--- begin RAW RECORDS ---
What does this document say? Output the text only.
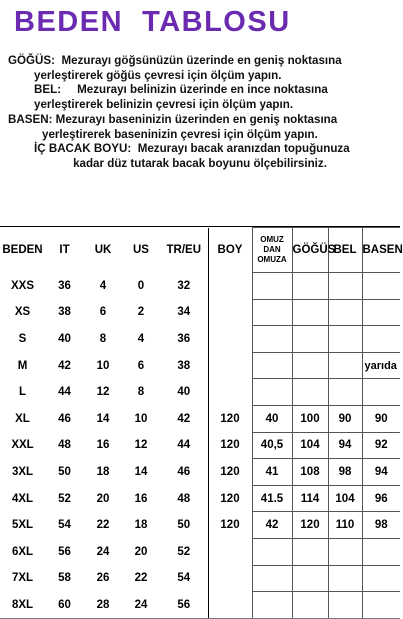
BEDEN  TABLOSU
GÖĞÜS:  Mezurayı göğsünüzün üzerinde en geniş noktasına
yerleştirerek göğüs çevresi için ölçüm yapın.
BEL:     Mezurayı belinizin üzerinde en ince noktasına
yerleştirerek belinizin çevresi için ölçüm yapın.
BASEN: Mezurayı baseninizin üzerinden en geniş noktasına
yerleştirerek baseninizin çevresi için ölçüm yapın.
İÇ BACAK BOYU:  Mezurayı bacak aranızdan topuğunuza
kadar düz tutarak bacak boyunu ölçebilirsiniz.
BEDEN	IT	UK	US	TR/EU	BOY	OMUZ DAN OMUZA	GÖĞÜS	BEL	BASEN
XXS	36	4	0	32					
XS	38	6	2	34					
S	40	8	4	36					
M	42	10	6	38					yarıda
L	44	12	8	40					
XL	46	14	10	42	120	40	100	90	90
XXL	48	16	12	44	120	40,5	104	94	92
3XL	50	18	14	46	120	41	108	98	94
4XL	52	20	16	48	120	41.5	114	104	96
5XL	54	22	18	50	120	42	120	110	98
6XL	56	24	20	52					
7XL	58	26	22	54					
8XL	60	28	24	56					
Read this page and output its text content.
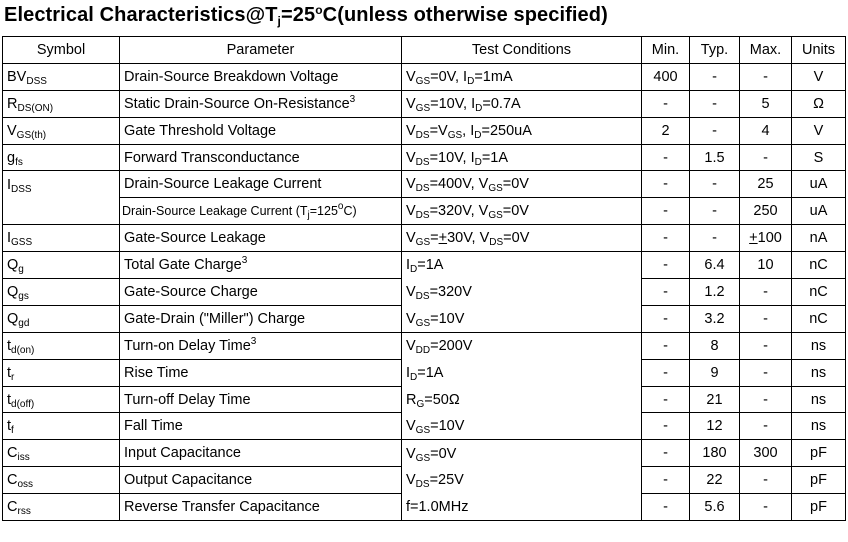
Electrical $Characteristics@T_j=25^oC(unless$ otherwise specified)
Symbol	Parameter	Test Conditions	Min.	Typ.	Max.	Units
$BV_{DSS}$	Drain-Source Breakdown Voltage	$V_{GS}=0V$, $I_D=1mA$	400	-	-	V
$R_{DS(ON)}$	Static Drain-Source On-Resistance$^3$	$V_{GS}=10V$, $I_D=0.7A$	-	-	5	Ω
$V_{GS(th)}$	Gate Threshold Voltage	$V_{DS}=V_{GS}$, $I_D=250uA$	2	-	4	V
$g_{fs}$	Forward Transconductance	$V_{DS}=10V$, $I_D=1A$	-	1.5	-	S
$I_{DSS}$	Drain-Source Leakage Current	$V_{DS}=400V$, $V_{GS}=0V$	-	-	25	uA
	Drain-Source Leakage Current $(T_j=125^oC)$	$V_{DS}=320V$, $V_{GS}=0V$	-	-	250	uA
$I_{GSS}$	Gate-Source Leakage	$V_{GS}=+30V$, $V_{DS}=0V$	-	-	+100	nA
$Q_g$	Total Gate Charge$^3$	$I_D=1A$	-	6.4	10	nC
$Q_{gs}$	Gate-Source Charge	$V_{DS}=320V$	-	1.2	-	nC
$Q_{gd}$	Gate-Drain ("Miller") Charge	$V_{GS}=10V$	-	3.2	-	nC
$t_{d(on)}$	Turn-on Delay Time$^3$	$V_{DD}=200V$	-	8	-	ns
$t_r$	Rise Time	$I_D=1A$	-	9	-	ns
$t_{d(off)}$	Turn-off Delay Time	$R_G=50\Omega$	-	21	-	ns
$t_f$	Fall Time	$V_{GS}=10V$	-	12	-	ns
$C_{iss}$	Input Capacitance	$V_{GS}=0V$	-	180	300	pF
$C_{oss}$	Output Capacitance	$V_{DS}=25V$	-	22	-	pF
$C_{rss}$	Reverse Transfer Capacitance	f=1.0MHz	-	5.6	-	pF
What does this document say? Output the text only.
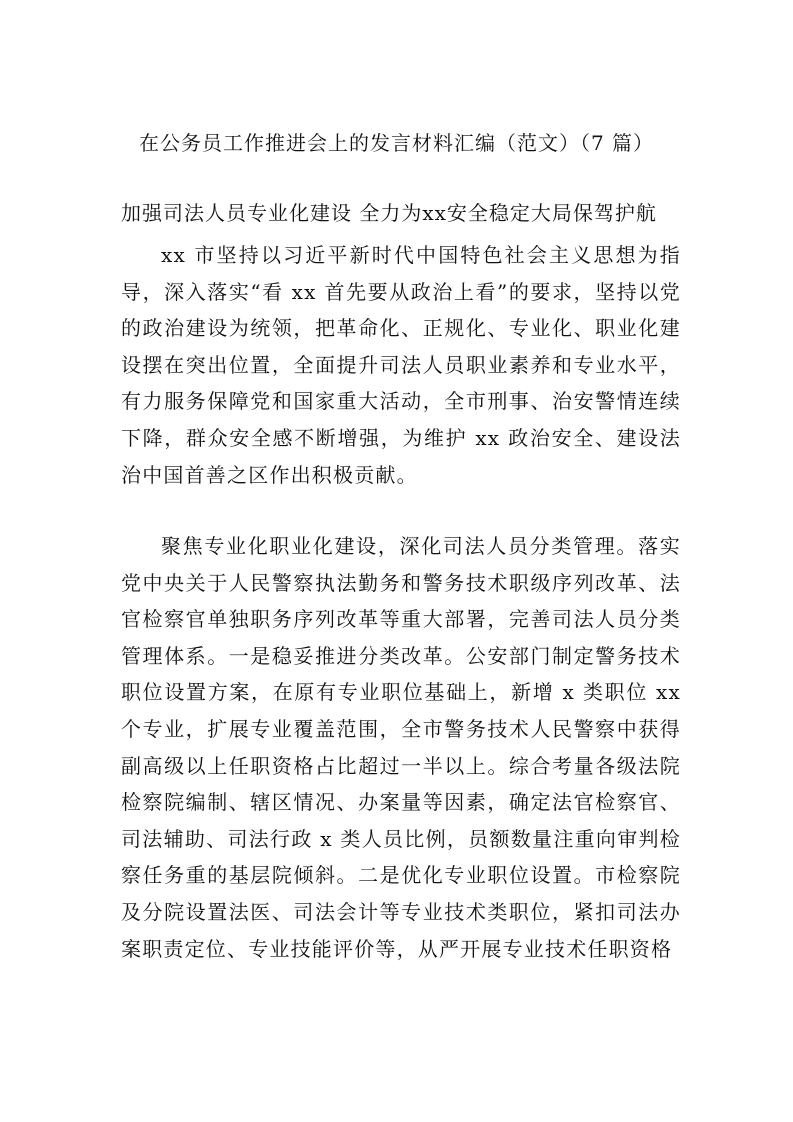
在公务员工作推进会上的发言材料汇编（范文）（7 篇）
加强司法人员专业化建设 全力为xx安全稳定大局保驾护航

xx 市坚持以习近平新时代中国特色社会主义思想为指导，深入落实“看 xx 首先要从政治上看”的要求，坚持以党的政治建设为统领，把革命化、正规化、专业化、职业化建设摆在突出位置，全面提升司法人员职业素养和专业水平，有力服务保障党和国家重大活动，全市刑事、治安警情连续下降，群众安全感不断增强，为维护 xx 政治安全、建设法治中国首善之区作出积极贡献。

聚焦专业化职业化建设，深化司法人员分类管理。落实党中央关于人民警察执法勤务和警务技术职级序列改革、法官检察官单独职务序列改革等重大部署，完善司法人员分类管理体系。一是稳妥推进分类改革。公安部门制定警务技术职位设置方案，在原有专业职位基础上，新增 x 类职位 xx 个专业，扩展专业覆盖范围，全市警务技术人民警察中获得副高级以上任职资格占比超过一半以上。综合考量各级法院检察院编制、辖区情况、办案量等因素，确定法官检察官、司法辅助、司法行政 x 类人员比例，员额数量注重向审判检察任务重的基层院倾斜。二是优化专业职位设置。市检察院及分院设置法医、司法会计等专业技术类职位，紧扣司法办案职责定位、专业技能评价等，从严开展专业技术任职资格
--- end RAW RECORDS ---
DO THIS:
Collect each line containing the string "Charge".

TASK OUTPUT:
$Q_g$	Total Gate Charge$^3$	$I_D=1A$	-	6.4	10	nC
$Q_{gs}$	Gate-Source Charge	$V_{DS}=320V$	-	1.2	-	nC
$Q_{gd}$	Gate-Drain ("Miller") Charge	$V_{GS}=10V$	-	3.2	-	nC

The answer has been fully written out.